Could you write out the records below exactly as they appear?

Start DATA FOR THE TASK

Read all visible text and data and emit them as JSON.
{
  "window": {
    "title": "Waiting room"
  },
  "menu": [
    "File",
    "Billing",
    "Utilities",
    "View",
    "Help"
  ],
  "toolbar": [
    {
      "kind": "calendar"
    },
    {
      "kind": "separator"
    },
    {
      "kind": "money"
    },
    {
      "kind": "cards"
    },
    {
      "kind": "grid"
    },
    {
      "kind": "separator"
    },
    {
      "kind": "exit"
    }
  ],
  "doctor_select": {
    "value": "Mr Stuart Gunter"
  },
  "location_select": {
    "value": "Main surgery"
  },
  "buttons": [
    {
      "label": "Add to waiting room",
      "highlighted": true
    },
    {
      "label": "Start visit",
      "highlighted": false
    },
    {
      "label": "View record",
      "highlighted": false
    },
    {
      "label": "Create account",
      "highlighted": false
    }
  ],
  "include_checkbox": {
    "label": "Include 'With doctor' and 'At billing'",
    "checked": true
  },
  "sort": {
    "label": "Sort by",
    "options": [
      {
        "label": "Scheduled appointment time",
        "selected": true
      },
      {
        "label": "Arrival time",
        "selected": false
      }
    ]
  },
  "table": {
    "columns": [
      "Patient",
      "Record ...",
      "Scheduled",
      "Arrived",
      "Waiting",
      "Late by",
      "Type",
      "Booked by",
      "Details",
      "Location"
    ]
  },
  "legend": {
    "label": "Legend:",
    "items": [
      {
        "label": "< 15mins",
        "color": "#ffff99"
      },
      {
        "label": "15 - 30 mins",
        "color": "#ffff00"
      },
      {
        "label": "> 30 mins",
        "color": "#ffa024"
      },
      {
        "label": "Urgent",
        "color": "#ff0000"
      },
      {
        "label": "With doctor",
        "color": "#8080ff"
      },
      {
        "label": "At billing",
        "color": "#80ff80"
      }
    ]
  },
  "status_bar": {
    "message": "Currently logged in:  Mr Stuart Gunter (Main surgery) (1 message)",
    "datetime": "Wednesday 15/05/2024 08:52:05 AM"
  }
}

End DATA FOR THE TASK

__COMPLETED TASK__.
Read all visible text and data and emit them as JSON.
{
  "window": {
    "title": "Waiting room"
  },
  "menu": [
    "File",
    "Billing",
    "Utilities",
    "View",
    "Help"
  ],
  "toolbar": [
    {
      "kind": "calendar"
    },
    {
      "kind": "separator"
    },
    {
      "kind": "money"
    },
    {
      "kind": "cards"
    },
    {
      "kind": "grid"
    },
    {
      "kind": "separator"
    },
    {
      "kind": "exit"
    }
  ],
  "doctor_select": {
    "value": "Mr Stuart Gunter"
  },
  "location_select": {
    "value": "Main surgery"
  },
  "buttons": [
    {
      "label": "Add to waiting room",
      "highlighted": true
    },
    {
      "label": "Start visit",
      "highlighted": false
    },
    {
      "label": "View record",
      "highlighted": false
    },
    {
      "label": "Create account",
      "highlighted": false
    }
  ],
  "include_checkbox": {
    "label": "Include 'With doctor' and 'At billing'",
    "checked": true
  },
  "sort": {
    "label": "Sort by",
    "options": [
      {
        "label": "Scheduled appointment time",
        "selected": true
      },
      {
        "label": "Arrival time",
        "selected": false
      }
    ]
  },
  "table": {
    "columns": [
      "Patient",
      "Record ...",
      "Scheduled",
      "Arrived",
      "Waiting",
      "Late by",
      "Type",
      "Booked by",
      "Details",
      "Location"
    ]
  },
  "legend": {
    "label": "Legend:",
    "items": [
      {
        "label": "< 15mins",
        "color": "#ffff99"
      },
      {
        "label": "15 - 30 mins",
        "color": "#ffff00"
      },
      {
        "label": "> 30 mins",
        "color": "#ffa024"
      },
      {
        "label": "Urgent",
        "color": "#ff0000"
      },
      {
        "label": "With doctor",
        "color": "#8080ff"
      },
      {
        "label": "At billing",
        "color": "#80ff80"
      }
    ]
  },
  "status_bar": {
    "message": "Currently logged in:  Mr Stuart Gunter (Main surgery) (1 message)",
    "datetime": "Wednesday 15/05/2024 08:52:05 AM"
  }
}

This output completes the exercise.